■ **REQUIREMENT**: Track down the lines that contain "脂肪含量" and copy them.

■ **EXTRACTED DATA**:
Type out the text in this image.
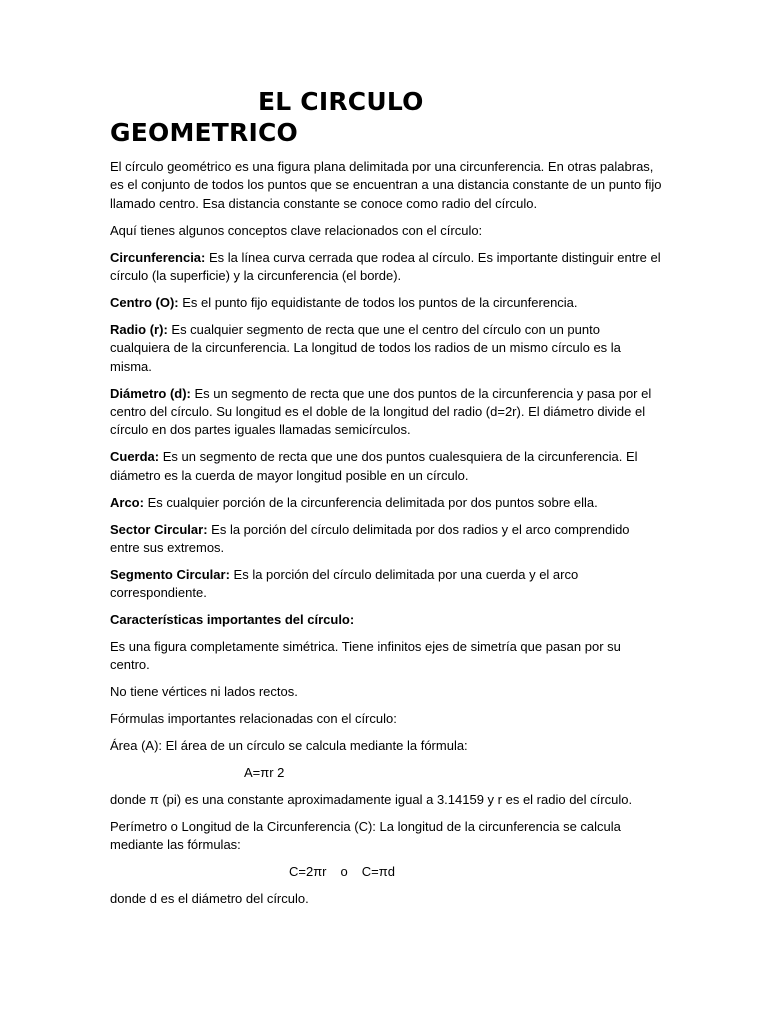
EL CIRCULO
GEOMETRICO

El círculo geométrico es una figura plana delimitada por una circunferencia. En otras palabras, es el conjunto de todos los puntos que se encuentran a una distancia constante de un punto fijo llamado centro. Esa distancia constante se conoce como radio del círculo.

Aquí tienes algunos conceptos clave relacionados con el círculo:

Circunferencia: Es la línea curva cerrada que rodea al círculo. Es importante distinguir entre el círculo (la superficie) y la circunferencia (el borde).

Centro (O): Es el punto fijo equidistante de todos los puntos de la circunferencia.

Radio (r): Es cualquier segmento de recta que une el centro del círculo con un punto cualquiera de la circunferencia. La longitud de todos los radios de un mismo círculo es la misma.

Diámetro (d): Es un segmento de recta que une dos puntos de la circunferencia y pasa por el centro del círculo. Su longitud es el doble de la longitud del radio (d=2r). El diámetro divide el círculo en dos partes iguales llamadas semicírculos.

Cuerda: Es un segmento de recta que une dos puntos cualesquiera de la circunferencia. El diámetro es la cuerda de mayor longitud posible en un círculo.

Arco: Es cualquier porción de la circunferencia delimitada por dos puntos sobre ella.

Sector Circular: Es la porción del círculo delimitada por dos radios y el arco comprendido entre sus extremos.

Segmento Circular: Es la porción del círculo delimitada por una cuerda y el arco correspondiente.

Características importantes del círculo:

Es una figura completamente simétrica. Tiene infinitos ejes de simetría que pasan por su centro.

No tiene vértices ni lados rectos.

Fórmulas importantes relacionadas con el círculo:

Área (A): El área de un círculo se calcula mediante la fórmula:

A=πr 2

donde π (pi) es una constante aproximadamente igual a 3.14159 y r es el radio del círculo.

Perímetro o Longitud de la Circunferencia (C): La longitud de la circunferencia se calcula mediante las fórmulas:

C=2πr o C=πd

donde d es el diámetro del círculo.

...

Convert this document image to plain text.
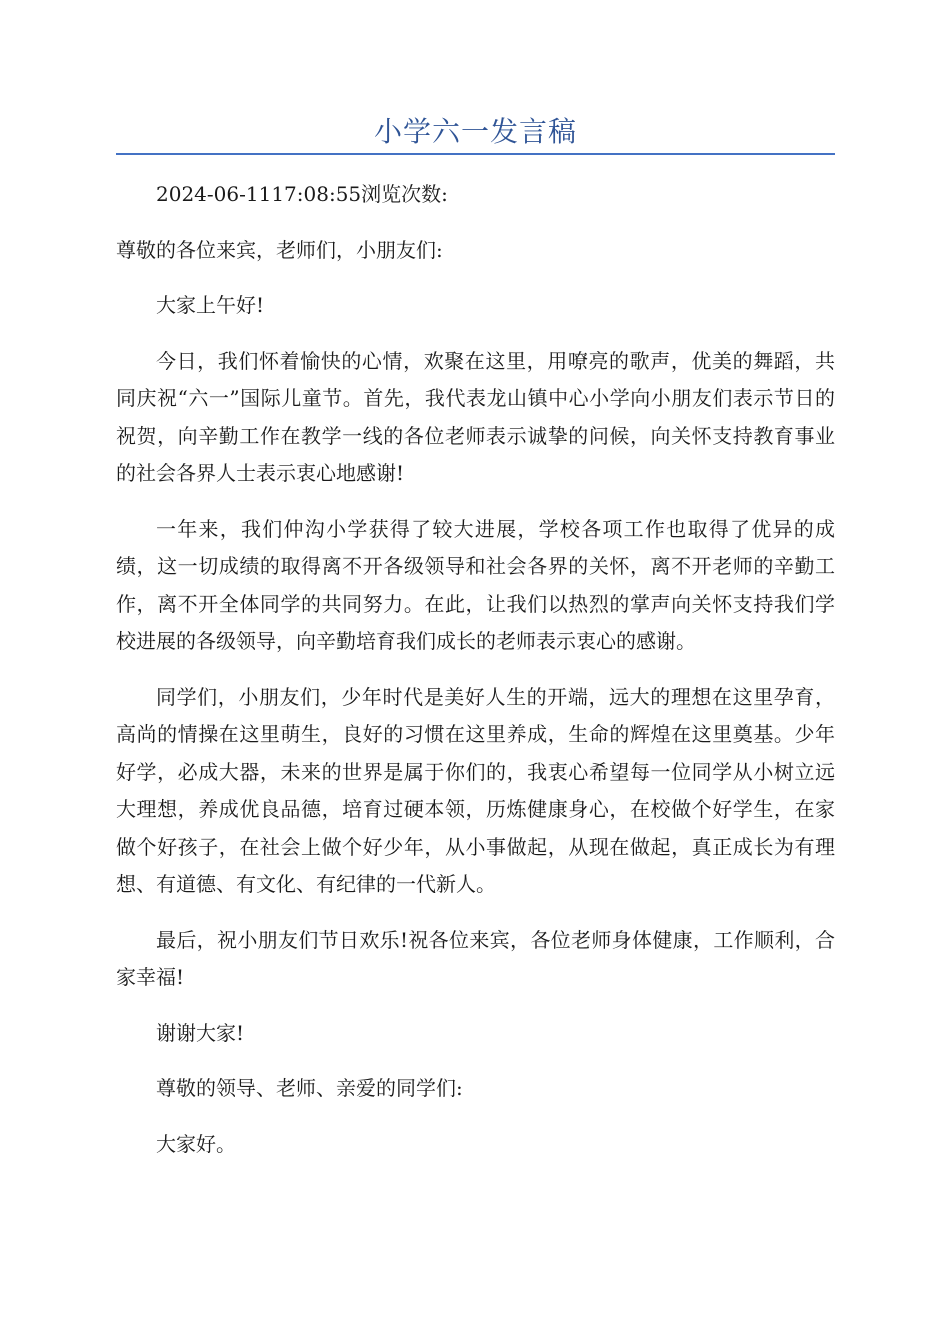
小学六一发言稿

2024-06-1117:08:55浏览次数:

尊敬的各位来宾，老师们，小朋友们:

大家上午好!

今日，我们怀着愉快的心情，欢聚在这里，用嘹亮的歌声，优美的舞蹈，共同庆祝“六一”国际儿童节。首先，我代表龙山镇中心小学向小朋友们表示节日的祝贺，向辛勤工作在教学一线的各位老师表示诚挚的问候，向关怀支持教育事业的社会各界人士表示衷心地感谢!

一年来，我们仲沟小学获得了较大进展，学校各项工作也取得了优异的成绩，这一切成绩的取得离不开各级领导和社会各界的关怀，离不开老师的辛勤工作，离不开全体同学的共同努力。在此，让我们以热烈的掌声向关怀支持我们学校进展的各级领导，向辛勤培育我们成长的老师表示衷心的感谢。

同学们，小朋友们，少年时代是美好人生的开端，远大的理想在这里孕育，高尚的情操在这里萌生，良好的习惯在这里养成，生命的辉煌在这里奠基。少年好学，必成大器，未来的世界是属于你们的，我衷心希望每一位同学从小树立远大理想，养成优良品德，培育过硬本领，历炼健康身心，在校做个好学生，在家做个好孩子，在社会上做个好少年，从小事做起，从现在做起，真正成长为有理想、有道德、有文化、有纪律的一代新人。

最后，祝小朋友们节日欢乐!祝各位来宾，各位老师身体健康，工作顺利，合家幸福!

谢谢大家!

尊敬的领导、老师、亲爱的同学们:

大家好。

* * *

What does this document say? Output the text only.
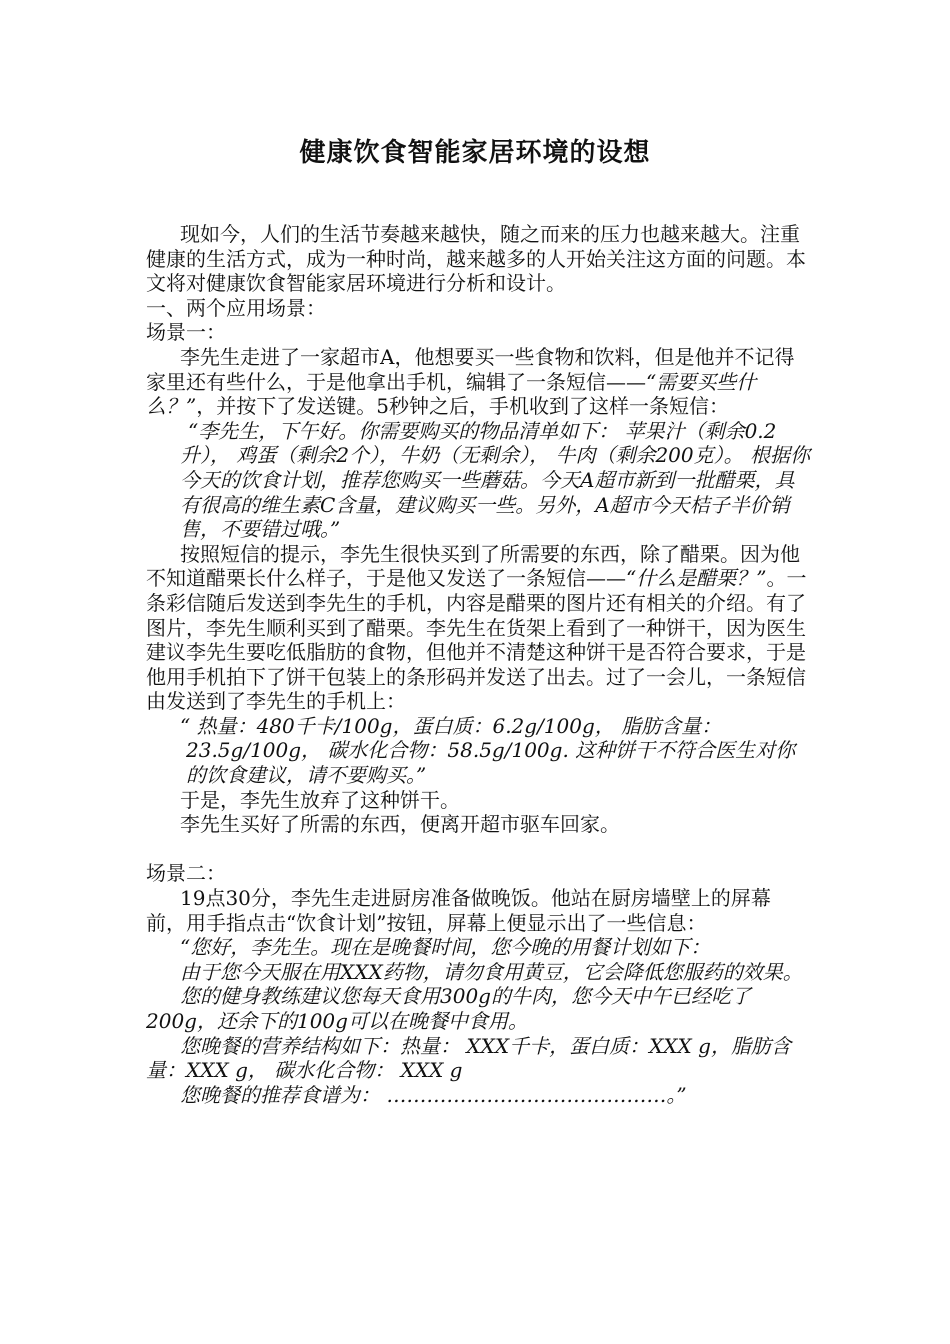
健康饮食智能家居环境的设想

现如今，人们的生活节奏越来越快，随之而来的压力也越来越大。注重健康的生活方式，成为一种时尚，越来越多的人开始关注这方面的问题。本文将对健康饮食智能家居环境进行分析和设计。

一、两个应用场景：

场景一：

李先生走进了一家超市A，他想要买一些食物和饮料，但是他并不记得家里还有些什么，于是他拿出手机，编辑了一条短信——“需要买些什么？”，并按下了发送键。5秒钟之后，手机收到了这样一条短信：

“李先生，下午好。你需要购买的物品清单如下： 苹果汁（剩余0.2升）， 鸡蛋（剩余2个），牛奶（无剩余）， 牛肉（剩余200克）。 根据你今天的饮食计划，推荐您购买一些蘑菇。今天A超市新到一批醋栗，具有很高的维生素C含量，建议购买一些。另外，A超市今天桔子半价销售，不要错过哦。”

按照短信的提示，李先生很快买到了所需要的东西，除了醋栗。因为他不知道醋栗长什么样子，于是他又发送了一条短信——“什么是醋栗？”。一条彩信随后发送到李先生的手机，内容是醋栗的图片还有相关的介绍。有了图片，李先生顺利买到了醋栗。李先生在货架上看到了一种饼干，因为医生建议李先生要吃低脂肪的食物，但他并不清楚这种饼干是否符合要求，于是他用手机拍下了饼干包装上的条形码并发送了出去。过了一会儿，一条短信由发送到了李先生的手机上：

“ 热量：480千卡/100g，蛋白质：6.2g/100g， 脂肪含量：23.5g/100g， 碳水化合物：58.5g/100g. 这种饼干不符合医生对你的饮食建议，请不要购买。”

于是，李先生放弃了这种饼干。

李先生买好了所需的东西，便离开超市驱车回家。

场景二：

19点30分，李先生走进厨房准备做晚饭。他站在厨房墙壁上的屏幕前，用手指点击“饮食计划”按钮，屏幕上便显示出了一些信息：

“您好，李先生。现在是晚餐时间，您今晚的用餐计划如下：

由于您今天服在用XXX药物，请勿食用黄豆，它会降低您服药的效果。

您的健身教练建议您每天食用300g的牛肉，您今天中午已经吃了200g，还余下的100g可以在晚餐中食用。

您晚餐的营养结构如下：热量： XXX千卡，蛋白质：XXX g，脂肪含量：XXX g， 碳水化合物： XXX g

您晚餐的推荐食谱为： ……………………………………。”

■ **TASK RESPONSE**:
“ 热量：480千卡/100g，蛋白质：6.2g/100g， 脂肪含量：23.5g/100g， 碳水化合物：58.5g/100g. 这种饼干不符合医生对你的饮食建议，请不要购买。”
您晚餐的营养结构如下：热量： XXX千卡，蛋白质：XXX g，脂肪含量：XXX g， 碳水化合物： XXX g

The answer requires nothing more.